[TASK REQUIREMENTS]: Don't copy the pictures; return every other part of the records exactly.

::::::

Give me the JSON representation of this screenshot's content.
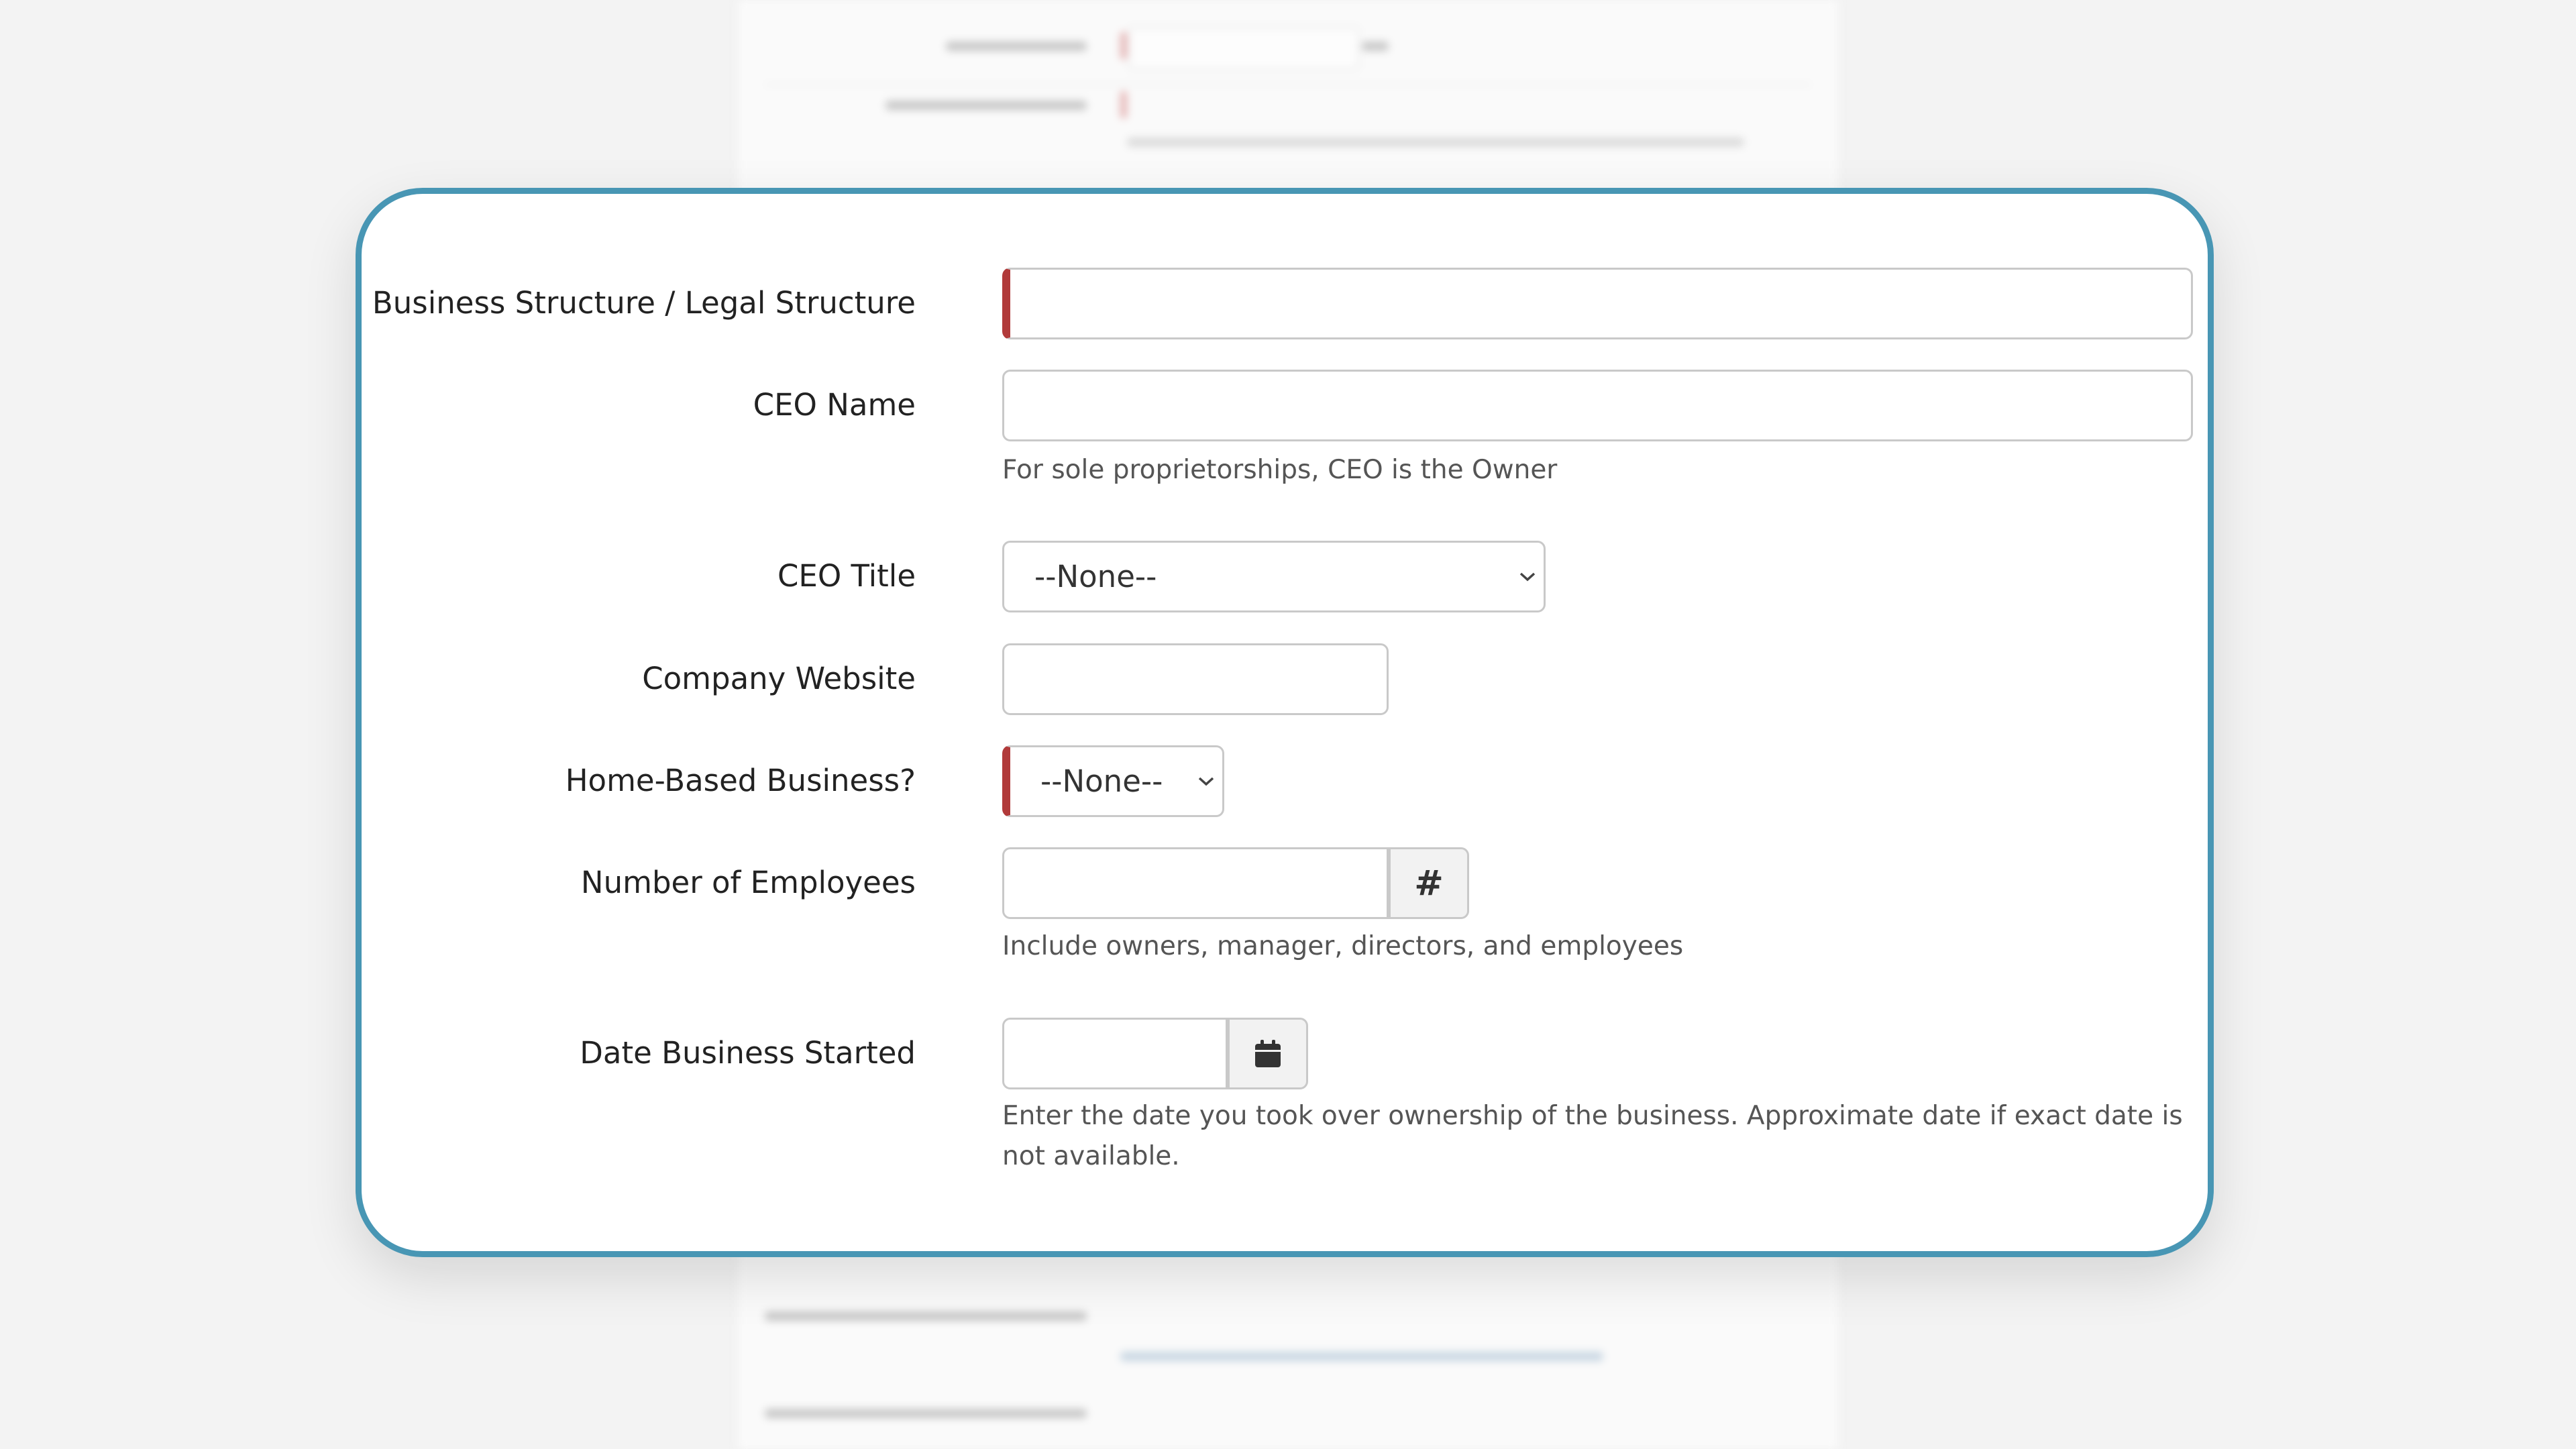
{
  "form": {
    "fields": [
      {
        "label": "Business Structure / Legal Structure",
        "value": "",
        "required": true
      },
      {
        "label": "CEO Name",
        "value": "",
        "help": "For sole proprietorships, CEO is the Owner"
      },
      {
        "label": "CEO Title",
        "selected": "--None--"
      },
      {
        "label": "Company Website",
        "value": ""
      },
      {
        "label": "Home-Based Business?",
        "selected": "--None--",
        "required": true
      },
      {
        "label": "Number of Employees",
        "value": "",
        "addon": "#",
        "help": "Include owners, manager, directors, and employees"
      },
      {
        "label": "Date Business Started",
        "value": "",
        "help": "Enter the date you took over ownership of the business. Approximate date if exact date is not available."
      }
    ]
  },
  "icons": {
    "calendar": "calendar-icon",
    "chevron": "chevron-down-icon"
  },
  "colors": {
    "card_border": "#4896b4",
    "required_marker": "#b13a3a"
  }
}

::::::

[RESPONSE TO THIS TASK]:
Give me the JSON representation of this screenshot's content.
{
  "form": {
    "fields": [
      {
        "label": "Business Structure / Legal Structure",
        "value": "",
        "required": true
      },
      {
        "label": "CEO Name",
        "value": "",
        "help": "For sole proprietorships, CEO is the Owner"
      },
      {
        "label": "CEO Title",
        "selected": "--None--"
      },
      {
        "label": "Company Website",
        "value": ""
      },
      {
        "label": "Home-Based Business?",
        "selected": "--None--",
        "required": true
      },
      {
        "label": "Number of Employees",
        "value": "",
        "addon": "#",
        "help": "Include owners, manager, directors, and employees"
      },
      {
        "label": "Date Business Started",
        "value": "",
        "help": "Enter the date you took over ownership of the business. Approximate date if exact date is not available."
      }
    ]
  },
  "icons": {
    "calendar": "calendar-icon",
    "chevron": "chevron-down-icon"
  },
  "colors": {
    "card_border": "#4896b4",
    "required_marker": "#b13a3a"
  }
}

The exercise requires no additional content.